• [Task to complete]: Pull every line with the word "booking" out of the entries below.

==================================================

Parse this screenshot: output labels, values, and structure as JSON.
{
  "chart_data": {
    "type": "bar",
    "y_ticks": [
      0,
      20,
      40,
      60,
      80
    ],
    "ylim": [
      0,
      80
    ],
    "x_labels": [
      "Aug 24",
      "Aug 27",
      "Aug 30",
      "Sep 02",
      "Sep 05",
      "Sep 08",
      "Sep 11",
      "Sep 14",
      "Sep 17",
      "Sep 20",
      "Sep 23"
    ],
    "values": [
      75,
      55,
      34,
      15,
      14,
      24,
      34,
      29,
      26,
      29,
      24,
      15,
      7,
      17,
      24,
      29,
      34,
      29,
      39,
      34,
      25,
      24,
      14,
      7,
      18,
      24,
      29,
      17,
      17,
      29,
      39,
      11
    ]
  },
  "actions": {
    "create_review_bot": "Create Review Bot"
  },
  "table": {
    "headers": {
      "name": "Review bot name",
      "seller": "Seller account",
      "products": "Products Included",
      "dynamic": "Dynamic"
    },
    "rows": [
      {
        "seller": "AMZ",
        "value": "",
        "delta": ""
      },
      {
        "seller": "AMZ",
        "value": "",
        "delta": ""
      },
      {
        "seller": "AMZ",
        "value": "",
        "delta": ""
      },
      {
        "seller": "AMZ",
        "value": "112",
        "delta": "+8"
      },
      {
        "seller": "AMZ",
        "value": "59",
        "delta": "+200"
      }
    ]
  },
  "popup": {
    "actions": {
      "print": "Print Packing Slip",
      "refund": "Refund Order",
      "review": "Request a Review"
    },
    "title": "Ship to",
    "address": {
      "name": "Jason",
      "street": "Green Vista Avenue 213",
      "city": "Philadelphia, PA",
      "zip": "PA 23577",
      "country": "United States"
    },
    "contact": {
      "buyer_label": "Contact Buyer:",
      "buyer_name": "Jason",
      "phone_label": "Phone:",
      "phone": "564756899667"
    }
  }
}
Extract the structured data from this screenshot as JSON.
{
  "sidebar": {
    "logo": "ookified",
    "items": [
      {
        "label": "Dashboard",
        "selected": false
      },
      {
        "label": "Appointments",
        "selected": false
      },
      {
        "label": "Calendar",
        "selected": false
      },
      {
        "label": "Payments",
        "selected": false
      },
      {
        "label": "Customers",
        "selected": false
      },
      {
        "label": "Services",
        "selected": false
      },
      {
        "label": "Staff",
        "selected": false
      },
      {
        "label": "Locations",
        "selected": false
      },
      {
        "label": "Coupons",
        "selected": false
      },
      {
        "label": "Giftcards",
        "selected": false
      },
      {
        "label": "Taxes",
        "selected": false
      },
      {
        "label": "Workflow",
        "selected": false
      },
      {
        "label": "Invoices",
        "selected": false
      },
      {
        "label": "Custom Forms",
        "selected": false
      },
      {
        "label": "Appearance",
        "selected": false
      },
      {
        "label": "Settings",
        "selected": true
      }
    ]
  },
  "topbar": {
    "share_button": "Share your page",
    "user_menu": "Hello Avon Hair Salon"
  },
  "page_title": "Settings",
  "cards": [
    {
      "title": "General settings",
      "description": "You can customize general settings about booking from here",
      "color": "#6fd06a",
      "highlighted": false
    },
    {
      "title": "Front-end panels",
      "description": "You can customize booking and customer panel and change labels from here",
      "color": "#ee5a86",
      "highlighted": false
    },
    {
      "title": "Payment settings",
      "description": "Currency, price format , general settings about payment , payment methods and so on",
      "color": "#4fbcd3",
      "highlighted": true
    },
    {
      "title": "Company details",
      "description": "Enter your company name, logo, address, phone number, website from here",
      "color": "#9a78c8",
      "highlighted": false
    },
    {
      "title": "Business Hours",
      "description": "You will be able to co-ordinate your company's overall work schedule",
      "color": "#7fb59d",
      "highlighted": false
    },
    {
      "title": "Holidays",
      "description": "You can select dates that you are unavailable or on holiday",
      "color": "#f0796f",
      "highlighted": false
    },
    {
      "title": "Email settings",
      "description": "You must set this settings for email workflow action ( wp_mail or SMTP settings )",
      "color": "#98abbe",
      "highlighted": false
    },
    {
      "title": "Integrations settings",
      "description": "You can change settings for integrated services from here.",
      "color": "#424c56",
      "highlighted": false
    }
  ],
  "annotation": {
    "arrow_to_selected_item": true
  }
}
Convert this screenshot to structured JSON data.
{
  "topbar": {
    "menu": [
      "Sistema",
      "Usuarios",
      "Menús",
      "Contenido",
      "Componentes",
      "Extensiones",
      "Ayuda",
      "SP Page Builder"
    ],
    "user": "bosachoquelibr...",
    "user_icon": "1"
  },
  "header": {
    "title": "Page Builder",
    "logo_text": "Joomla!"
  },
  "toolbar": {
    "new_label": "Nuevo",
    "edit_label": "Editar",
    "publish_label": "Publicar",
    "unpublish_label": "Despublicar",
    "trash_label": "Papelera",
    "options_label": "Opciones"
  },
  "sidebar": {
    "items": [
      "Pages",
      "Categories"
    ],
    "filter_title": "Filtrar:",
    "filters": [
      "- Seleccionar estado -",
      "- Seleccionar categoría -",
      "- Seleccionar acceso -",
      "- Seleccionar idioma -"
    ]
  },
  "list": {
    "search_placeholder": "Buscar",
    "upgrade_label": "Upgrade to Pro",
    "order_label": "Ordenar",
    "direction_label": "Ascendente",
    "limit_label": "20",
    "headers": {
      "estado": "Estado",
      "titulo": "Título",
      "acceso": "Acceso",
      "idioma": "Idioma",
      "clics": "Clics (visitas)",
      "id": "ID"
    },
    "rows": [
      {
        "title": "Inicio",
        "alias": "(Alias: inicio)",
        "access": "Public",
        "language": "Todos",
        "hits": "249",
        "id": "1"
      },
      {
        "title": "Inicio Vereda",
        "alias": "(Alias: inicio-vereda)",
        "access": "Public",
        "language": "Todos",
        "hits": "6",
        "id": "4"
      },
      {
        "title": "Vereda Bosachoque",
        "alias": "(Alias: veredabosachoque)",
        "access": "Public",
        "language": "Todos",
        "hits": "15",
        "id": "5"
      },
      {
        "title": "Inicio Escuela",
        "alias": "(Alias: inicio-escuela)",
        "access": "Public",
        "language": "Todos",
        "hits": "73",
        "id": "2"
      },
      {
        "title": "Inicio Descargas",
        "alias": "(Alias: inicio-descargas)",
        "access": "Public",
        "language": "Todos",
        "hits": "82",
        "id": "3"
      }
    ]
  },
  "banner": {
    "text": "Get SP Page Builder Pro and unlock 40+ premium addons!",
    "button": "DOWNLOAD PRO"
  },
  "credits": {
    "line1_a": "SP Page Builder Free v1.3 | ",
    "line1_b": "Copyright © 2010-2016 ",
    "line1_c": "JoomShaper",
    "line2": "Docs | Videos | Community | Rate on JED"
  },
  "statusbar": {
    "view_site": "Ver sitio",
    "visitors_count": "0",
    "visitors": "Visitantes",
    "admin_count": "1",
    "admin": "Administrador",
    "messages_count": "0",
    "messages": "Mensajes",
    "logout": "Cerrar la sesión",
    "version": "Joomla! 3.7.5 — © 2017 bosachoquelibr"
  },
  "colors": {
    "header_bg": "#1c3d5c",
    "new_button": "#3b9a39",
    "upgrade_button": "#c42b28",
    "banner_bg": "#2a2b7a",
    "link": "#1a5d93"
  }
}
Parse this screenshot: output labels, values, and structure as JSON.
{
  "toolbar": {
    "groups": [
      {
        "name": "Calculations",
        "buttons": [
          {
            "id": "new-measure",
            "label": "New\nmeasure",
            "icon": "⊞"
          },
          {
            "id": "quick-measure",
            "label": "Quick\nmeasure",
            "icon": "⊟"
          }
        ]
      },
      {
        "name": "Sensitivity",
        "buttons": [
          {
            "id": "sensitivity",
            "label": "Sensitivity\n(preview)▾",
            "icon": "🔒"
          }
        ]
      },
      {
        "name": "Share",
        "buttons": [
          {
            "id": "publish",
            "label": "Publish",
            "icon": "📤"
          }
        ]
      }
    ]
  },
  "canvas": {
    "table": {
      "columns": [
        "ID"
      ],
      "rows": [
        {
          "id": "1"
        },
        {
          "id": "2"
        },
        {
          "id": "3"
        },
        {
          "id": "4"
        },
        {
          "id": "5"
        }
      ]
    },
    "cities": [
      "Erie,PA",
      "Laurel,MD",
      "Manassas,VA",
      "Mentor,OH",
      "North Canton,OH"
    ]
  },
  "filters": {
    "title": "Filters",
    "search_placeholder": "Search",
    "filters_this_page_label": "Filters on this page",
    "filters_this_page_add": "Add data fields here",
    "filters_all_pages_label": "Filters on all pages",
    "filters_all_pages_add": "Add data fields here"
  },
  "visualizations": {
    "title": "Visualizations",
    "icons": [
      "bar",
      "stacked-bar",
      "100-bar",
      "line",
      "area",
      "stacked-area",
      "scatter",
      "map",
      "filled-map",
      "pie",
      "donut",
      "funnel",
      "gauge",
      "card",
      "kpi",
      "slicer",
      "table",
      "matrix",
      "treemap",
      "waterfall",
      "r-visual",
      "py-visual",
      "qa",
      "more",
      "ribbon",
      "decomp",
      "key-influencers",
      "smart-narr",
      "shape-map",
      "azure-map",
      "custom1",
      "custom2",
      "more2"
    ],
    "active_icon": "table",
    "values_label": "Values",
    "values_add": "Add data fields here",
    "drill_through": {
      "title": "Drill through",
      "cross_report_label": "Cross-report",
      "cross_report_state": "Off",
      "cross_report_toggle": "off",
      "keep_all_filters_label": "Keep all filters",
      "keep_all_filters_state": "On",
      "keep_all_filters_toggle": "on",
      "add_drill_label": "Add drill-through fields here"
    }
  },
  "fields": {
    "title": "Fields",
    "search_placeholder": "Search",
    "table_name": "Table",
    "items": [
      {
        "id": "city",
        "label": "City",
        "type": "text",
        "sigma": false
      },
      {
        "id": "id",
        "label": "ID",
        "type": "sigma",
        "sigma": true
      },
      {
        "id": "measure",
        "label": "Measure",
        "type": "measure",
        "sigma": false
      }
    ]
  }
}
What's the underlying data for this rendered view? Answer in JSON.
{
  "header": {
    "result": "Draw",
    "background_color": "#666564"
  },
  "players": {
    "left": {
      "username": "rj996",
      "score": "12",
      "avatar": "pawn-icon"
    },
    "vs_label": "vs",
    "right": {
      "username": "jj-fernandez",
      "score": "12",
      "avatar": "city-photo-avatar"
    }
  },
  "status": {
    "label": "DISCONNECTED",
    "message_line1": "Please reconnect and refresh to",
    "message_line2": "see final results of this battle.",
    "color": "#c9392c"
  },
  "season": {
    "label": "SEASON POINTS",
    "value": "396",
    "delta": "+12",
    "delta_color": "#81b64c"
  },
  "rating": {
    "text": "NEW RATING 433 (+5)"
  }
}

==================================================

• [Reply to the exercise]:
      "description": "You can customize general settings about booking from here",
      "description": "You can customize booking and customer panel and change labels from here",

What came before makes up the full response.